§ What you are asked to do: Locate each line of the material that contains "JSON", then return it.

[Records about charts and figures]
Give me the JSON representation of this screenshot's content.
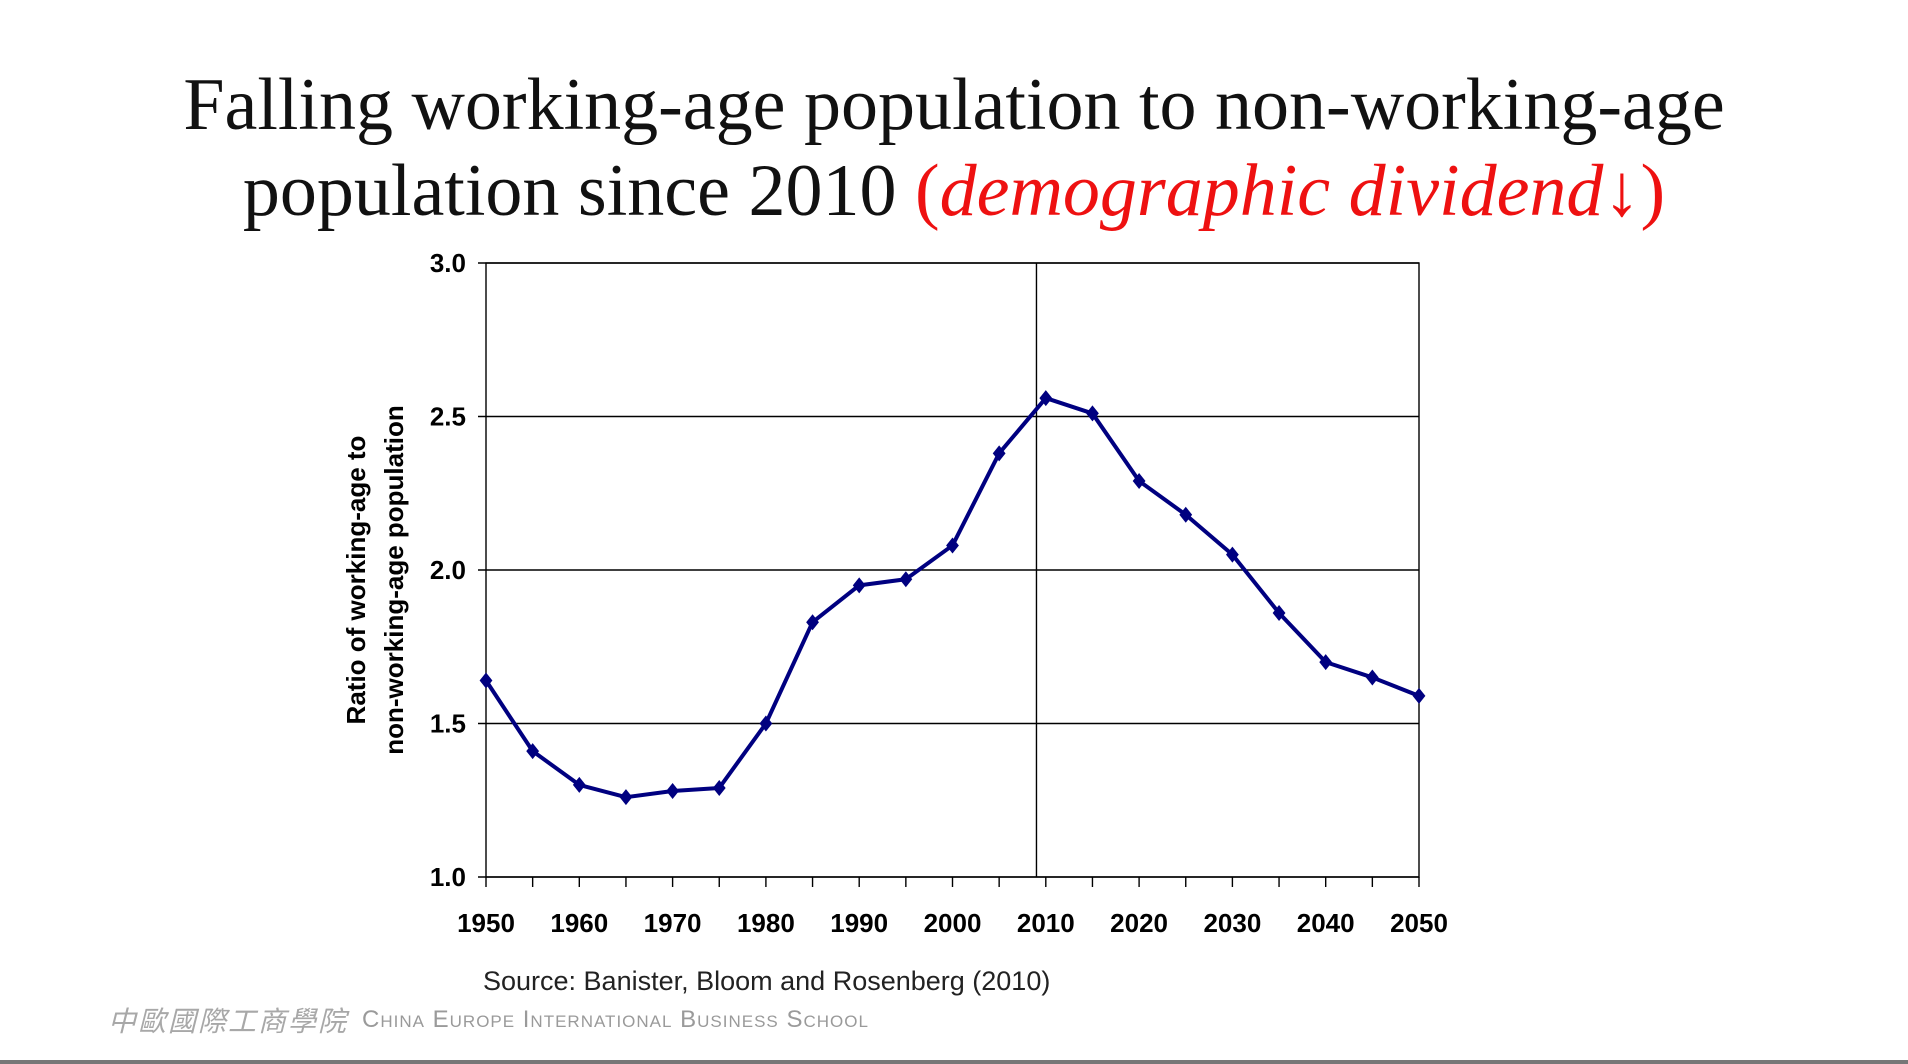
{
  "slide": {
    "title_line1": "Falling working-age population to non-working-age",
    "title_line2": "population since 2010 ",
    "title_highlight_open": "(",
    "title_highlight": "demographic dividend↓",
    "title_highlight_close": ")",
    "source": "Source: Banister, Bloom and  Rosenberg (2010)",
    "footer_cn": "中歐國際工商學院",
    "footer_en": "China Europe International Business School",
    "accent_color": "#ee1111"
  },
  "chart_data": {
    "type": "line",
    "title": "",
    "xlabel": "",
    "ylabel_line1": "Ratio of working-age to",
    "ylabel_line2": "non-working-age population",
    "xlim": [
      1950,
      2050
    ],
    "ylim": [
      1.0,
      3.0
    ],
    "xticks": [
      "1950",
      "1960",
      "1970",
      "1980",
      "1990",
      "2000",
      "2010",
      "2020",
      "2030",
      "2040",
      "2050"
    ],
    "yticks": [
      "1.0",
      "1.5",
      "2.0",
      "2.5",
      "3.0"
    ],
    "grid": "horizontal",
    "reference_line_x": 2009,
    "line_color": "#000080",
    "series": [
      {
        "name": "Ratio",
        "x": [
          1950,
          1955,
          1960,
          1965,
          1970,
          1975,
          1980,
          1985,
          1990,
          1995,
          2000,
          2005,
          2010,
          2015,
          2020,
          2025,
          2030,
          2035,
          2040,
          2045,
          2050
        ],
        "values": [
          1.64,
          1.41,
          1.3,
          1.26,
          1.28,
          1.29,
          1.5,
          1.83,
          1.95,
          1.97,
          2.08,
          2.38,
          2.56,
          2.51,
          2.29,
          2.18,
          2.05,
          1.86,
          1.7,
          1.65,
          1.59
        ]
      }
    ]
  }
}
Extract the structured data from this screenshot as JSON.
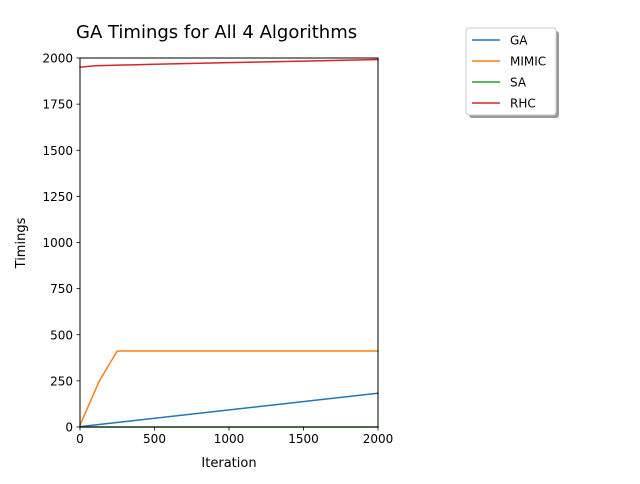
{
  "chart_data": {
    "type": "line",
    "title": "GA Timings for All 4 Algorithms",
    "xlabel": "Iteration",
    "ylabel": "Timings",
    "xlim": [
      0,
      2000
    ],
    "ylim": [
      0,
      2000
    ],
    "xticks": [
      0,
      500,
      1000,
      1500,
      2000
    ],
    "yticks": [
      0,
      250,
      500,
      750,
      1000,
      1250,
      1500,
      1750,
      2000
    ],
    "grid": false,
    "legend_position": "outside-top-right",
    "series": [
      {
        "name": "GA",
        "color": "#1f77b4",
        "x": [
          0,
          2000
        ],
        "y": [
          2,
          183
        ]
      },
      {
        "name": "MIMIC",
        "color": "#ff7f0e",
        "x": [
          0,
          130,
          250,
          2000
        ],
        "y": [
          10,
          250,
          412,
          412
        ]
      },
      {
        "name": "SA",
        "color": "#2ca02c",
        "x": [
          0,
          2000
        ],
        "y": [
          0,
          0
        ]
      },
      {
        "name": "RHC",
        "color": "#d62728",
        "x": [
          0,
          100,
          500,
          1000,
          1500,
          2000
        ],
        "y": [
          1950,
          1958,
          1966,
          1975,
          1983,
          1992
        ]
      }
    ]
  }
}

§ Task response:
Give me the JSON representation of this screenshot's content.
Extract the structured data from this screenshot as JSON.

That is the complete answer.